▸ **REQUIRED WORK**
Output all the entries word for word. Omit the pictures.

Recorded data
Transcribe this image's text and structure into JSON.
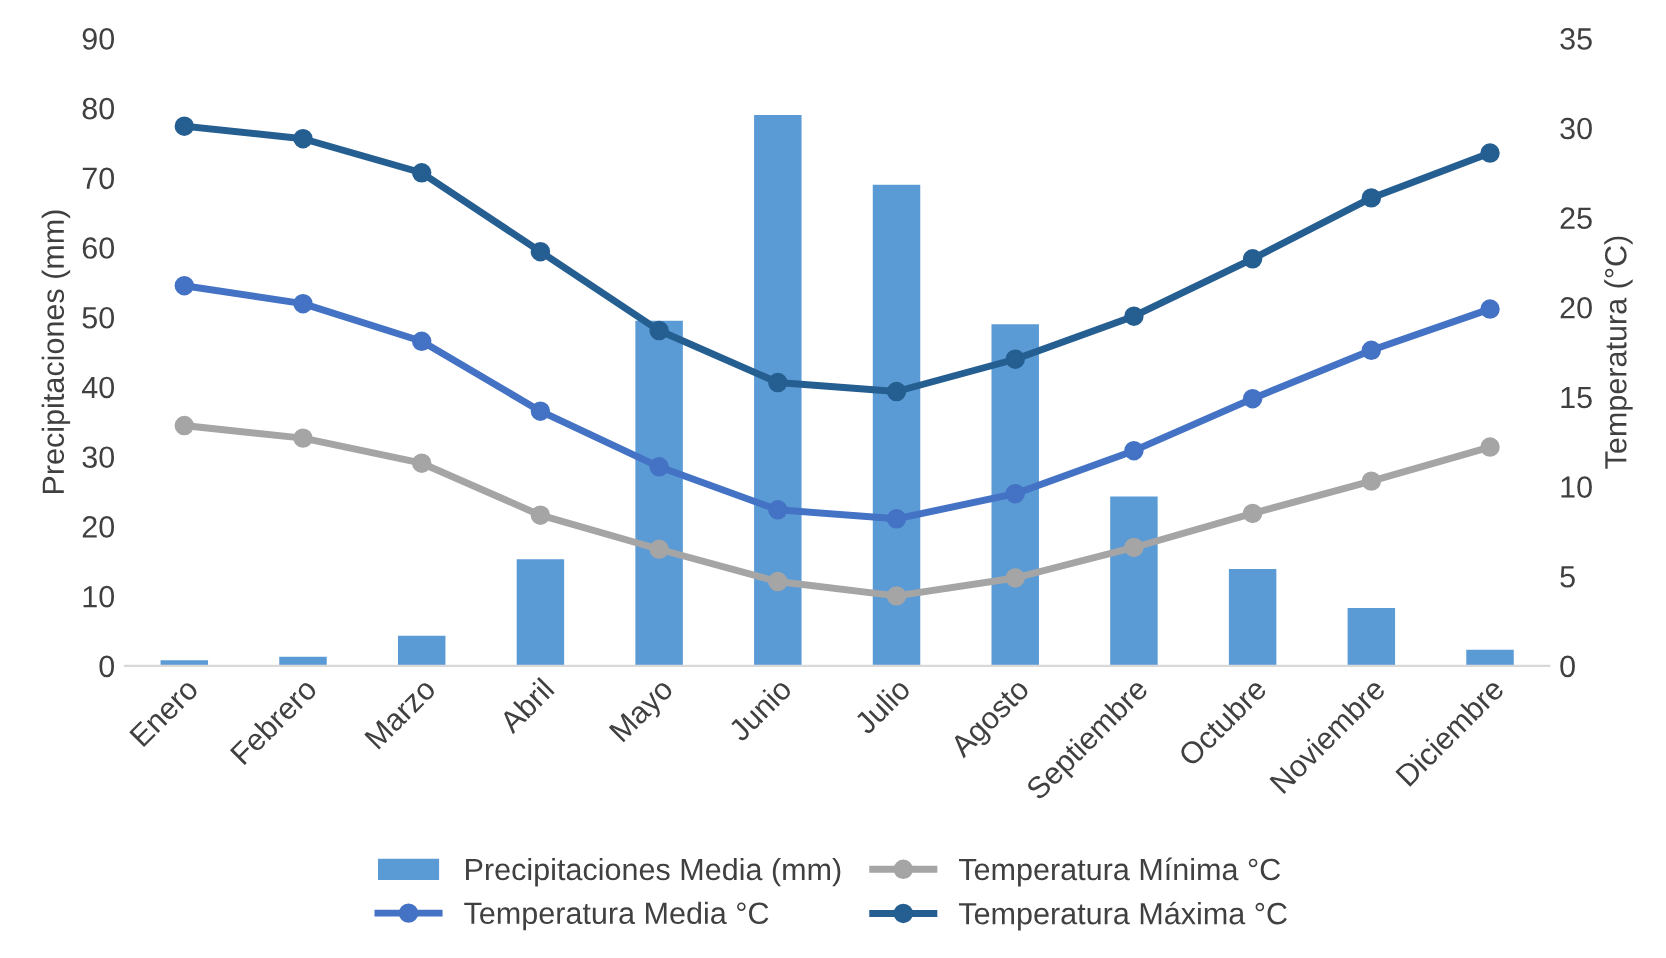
{
  "chart_data": {
    "type": "bar",
    "ylabel": "Precipitaciones (mm)",
    "y2label": "Temperatura (°C)",
    "categories": [
      "Enero",
      "Febrero",
      "Marzo",
      "Abril",
      "Mayo",
      "Junio",
      "Julio",
      "Agosto",
      "Septiembre",
      "Octubre",
      "Noviembre",
      "Diciembre"
    ],
    "series": [
      {
        "name": "Precipitaciones Media (mm)",
        "color": "#5b9bd5",
        "values": [
          0.8,
          1.3,
          4.3,
          15.3,
          49.5,
          79,
          69,
          49,
          24.3,
          13.9,
          8.3,
          2.3
        ]
      },
      {
        "name": "Temperatura Mínima °C",
        "type": "line",
        "axis": "y2",
        "color": "#a5a5a5",
        "values": [
          13.4,
          12.7,
          11.3,
          8.4,
          6.5,
          4.7,
          3.9,
          4.9,
          6.6,
          8.5,
          10.3,
          12.2
        ]
      },
      {
        "name": "Temperatura Media °C",
        "type": "line",
        "axis": "y2",
        "color": "#4472c4",
        "values": [
          21.2,
          20.2,
          18.1,
          14.2,
          11.1,
          8.7,
          8.2,
          9.6,
          12.0,
          14.9,
          17.6,
          19.9
        ]
      },
      {
        "name": "Temperatura Máxima °C",
        "type": "line",
        "axis": "y2",
        "color": "#255e91",
        "values": [
          30.1,
          29.4,
          27.5,
          23.1,
          18.7,
          15.8,
          15.3,
          17.1,
          19.5,
          22.7,
          26.1,
          28.6
        ]
      }
    ],
    "ylim": [
      0,
      90
    ],
    "yticks": [
      0,
      10,
      20,
      30,
      40,
      50,
      60,
      70,
      80,
      90
    ],
    "y2lim": [
      0,
      35
    ],
    "y2ticks": [
      0,
      5,
      10,
      15,
      20,
      25,
      30,
      35
    ],
    "marker": "circle",
    "legend": "bottom",
    "grid": false
  }
}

▸ **THE COMPLETED TASK**
Transcribe this image's text and structure into JSON.
{
  "chart_data": {
    "type": "bar",
    "ylabel": "Precipitaciones (mm)",
    "y2label": "Temperatura (°C)",
    "categories": [
      "Enero",
      "Febrero",
      "Marzo",
      "Abril",
      "Mayo",
      "Junio",
      "Julio",
      "Agosto",
      "Septiembre",
      "Octubre",
      "Noviembre",
      "Diciembre"
    ],
    "series": [
      {
        "name": "Precipitaciones Media (mm)",
        "color": "#5b9bd5",
        "values": [
          0.8,
          1.3,
          4.3,
          15.3,
          49.5,
          79,
          69,
          49,
          24.3,
          13.9,
          8.3,
          2.3
        ]
      },
      {
        "name": "Temperatura Mínima °C",
        "type": "line",
        "axis": "y2",
        "color": "#a5a5a5",
        "values": [
          13.4,
          12.7,
          11.3,
          8.4,
          6.5,
          4.7,
          3.9,
          4.9,
          6.6,
          8.5,
          10.3,
          12.2
        ]
      },
      {
        "name": "Temperatura Media °C",
        "type": "line",
        "axis": "y2",
        "color": "#4472c4",
        "values": [
          21.2,
          20.2,
          18.1,
          14.2,
          11.1,
          8.7,
          8.2,
          9.6,
          12.0,
          14.9,
          17.6,
          19.9
        ]
      },
      {
        "name": "Temperatura Máxima °C",
        "type": "line",
        "axis": "y2",
        "color": "#255e91",
        "values": [
          30.1,
          29.4,
          27.5,
          23.1,
          18.7,
          15.8,
          15.3,
          17.1,
          19.5,
          22.7,
          26.1,
          28.6
        ]
      }
    ],
    "ylim": [
      0,
      90
    ],
    "yticks": [
      0,
      10,
      20,
      30,
      40,
      50,
      60,
      70,
      80,
      90
    ],
    "y2lim": [
      0,
      35
    ],
    "y2ticks": [
      0,
      5,
      10,
      15,
      20,
      25,
      30,
      35
    ],
    "marker": "circle",
    "legend": "bottom",
    "grid": false
  }
}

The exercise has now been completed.